— Given task —
Tally the lines of the listing that contain the string "title". Give the number and nothing else.

— Working data —
#####

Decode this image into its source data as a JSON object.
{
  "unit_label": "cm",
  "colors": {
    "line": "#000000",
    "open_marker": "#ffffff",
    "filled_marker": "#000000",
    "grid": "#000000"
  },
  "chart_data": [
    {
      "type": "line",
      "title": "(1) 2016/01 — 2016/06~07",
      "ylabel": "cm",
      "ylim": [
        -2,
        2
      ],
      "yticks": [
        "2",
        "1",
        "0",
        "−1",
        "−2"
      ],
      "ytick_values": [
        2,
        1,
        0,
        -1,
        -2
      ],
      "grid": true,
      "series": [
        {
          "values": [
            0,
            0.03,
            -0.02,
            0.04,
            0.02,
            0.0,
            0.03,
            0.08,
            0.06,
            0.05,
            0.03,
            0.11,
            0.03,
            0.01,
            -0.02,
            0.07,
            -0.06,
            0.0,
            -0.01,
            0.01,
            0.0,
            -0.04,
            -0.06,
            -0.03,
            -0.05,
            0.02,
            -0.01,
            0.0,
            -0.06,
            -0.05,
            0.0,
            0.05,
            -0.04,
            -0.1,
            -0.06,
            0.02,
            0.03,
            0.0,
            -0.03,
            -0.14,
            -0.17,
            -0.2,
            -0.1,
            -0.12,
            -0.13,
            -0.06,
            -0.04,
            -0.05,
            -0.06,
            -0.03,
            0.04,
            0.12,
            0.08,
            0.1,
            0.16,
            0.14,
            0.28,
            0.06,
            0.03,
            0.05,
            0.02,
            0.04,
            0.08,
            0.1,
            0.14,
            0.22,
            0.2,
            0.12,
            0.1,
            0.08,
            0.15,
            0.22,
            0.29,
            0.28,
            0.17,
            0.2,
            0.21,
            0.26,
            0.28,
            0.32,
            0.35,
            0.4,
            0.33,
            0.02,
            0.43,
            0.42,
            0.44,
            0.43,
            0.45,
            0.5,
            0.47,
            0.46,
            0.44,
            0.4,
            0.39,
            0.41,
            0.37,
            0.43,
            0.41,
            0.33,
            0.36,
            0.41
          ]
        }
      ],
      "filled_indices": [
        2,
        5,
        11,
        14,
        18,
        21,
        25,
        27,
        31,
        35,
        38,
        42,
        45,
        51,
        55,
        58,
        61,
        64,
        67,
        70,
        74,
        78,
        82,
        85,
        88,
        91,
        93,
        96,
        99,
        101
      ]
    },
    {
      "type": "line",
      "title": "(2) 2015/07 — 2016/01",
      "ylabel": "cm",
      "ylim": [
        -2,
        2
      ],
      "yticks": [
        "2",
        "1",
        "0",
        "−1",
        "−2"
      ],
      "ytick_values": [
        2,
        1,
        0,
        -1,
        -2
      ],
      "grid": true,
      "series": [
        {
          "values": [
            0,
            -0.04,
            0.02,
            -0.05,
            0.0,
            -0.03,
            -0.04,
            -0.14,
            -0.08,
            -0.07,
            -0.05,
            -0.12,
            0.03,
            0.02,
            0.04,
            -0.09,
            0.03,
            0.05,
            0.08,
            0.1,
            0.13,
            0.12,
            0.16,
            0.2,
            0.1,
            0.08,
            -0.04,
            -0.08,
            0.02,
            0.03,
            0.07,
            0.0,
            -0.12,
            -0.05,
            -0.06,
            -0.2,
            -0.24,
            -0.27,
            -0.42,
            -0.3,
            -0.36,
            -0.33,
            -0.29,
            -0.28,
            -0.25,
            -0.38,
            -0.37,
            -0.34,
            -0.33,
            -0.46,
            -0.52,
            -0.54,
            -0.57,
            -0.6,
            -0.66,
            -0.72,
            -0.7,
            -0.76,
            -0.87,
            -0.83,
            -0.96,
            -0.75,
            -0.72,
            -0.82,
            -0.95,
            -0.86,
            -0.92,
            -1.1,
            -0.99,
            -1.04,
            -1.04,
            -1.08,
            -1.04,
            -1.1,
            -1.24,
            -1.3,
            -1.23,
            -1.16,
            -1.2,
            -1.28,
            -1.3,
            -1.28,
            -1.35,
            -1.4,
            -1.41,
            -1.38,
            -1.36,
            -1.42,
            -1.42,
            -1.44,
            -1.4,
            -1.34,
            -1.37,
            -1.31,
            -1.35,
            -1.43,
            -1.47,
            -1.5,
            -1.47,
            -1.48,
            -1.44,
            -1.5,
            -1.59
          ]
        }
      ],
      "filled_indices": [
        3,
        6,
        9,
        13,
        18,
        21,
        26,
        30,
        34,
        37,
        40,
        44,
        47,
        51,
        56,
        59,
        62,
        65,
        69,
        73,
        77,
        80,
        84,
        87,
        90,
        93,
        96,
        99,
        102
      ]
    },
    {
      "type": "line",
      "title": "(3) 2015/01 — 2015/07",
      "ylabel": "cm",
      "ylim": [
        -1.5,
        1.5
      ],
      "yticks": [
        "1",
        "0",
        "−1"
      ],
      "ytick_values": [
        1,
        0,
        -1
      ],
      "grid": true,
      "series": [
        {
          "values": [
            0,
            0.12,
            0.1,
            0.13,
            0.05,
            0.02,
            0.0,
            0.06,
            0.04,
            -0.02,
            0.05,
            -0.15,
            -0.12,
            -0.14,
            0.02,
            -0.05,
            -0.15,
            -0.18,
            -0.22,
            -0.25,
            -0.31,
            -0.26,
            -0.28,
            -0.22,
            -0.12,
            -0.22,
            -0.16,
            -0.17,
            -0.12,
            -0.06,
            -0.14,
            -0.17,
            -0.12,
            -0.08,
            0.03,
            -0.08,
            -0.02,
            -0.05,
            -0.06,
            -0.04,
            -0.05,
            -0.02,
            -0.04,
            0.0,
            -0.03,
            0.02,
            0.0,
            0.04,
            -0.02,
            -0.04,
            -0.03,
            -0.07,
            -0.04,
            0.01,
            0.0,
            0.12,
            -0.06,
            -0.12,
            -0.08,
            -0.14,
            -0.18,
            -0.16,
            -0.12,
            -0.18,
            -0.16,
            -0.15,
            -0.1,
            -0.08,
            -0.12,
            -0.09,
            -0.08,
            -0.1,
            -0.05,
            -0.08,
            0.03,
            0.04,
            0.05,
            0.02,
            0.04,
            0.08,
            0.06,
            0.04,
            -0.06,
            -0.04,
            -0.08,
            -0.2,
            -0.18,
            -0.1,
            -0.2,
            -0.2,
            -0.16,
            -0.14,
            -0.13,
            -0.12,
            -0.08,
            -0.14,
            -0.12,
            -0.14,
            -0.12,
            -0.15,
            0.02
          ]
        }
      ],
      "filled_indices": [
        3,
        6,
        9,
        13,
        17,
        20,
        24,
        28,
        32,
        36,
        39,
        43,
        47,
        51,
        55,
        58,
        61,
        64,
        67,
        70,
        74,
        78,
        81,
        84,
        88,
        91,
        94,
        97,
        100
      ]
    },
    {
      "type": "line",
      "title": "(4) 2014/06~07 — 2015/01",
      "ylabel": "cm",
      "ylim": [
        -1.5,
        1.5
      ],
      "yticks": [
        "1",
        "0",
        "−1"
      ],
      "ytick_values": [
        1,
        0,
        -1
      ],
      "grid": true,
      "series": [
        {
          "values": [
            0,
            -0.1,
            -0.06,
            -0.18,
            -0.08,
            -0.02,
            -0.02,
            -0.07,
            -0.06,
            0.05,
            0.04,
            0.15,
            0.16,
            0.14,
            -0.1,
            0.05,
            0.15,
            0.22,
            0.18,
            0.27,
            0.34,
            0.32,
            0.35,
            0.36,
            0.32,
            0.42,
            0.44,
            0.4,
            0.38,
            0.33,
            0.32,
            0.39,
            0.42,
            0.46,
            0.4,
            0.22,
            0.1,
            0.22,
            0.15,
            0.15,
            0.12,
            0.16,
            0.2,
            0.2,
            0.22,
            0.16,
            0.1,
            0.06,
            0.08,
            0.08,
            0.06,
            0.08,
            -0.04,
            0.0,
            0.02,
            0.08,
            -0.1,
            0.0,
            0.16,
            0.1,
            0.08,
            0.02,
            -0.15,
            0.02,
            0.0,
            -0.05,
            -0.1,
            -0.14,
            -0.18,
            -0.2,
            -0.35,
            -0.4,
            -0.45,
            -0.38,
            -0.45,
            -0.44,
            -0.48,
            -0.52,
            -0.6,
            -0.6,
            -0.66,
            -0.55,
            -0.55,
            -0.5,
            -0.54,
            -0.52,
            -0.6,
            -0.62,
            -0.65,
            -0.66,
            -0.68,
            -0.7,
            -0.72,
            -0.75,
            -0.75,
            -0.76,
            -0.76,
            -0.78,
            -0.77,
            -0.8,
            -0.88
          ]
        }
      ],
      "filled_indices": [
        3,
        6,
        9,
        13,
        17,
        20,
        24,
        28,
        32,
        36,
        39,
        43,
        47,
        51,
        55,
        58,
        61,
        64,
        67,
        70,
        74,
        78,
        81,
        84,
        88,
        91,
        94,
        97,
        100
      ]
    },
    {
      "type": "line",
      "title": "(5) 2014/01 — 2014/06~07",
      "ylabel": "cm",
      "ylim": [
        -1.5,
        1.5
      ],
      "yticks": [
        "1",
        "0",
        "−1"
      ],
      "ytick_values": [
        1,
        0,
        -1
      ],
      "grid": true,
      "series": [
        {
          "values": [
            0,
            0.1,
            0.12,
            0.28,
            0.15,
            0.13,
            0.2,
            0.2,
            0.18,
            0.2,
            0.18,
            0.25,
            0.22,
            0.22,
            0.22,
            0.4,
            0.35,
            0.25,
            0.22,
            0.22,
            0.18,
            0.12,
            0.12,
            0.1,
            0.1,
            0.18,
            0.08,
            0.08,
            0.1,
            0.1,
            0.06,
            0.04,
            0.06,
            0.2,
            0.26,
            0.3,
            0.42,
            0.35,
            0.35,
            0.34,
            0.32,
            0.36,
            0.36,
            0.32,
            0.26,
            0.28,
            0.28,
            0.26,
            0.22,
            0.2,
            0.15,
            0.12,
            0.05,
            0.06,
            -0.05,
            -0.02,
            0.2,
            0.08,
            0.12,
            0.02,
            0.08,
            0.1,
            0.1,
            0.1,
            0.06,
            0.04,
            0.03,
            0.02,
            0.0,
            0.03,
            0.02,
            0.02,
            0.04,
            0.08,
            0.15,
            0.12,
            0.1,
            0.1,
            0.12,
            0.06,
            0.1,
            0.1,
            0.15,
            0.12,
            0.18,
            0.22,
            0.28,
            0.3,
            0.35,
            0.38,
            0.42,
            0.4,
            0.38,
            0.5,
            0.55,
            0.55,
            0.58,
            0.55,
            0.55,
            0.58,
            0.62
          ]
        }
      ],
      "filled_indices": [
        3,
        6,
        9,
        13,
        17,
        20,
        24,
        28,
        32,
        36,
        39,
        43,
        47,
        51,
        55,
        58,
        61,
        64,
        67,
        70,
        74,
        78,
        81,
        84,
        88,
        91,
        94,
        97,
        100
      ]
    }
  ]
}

#####

— Completed task —
5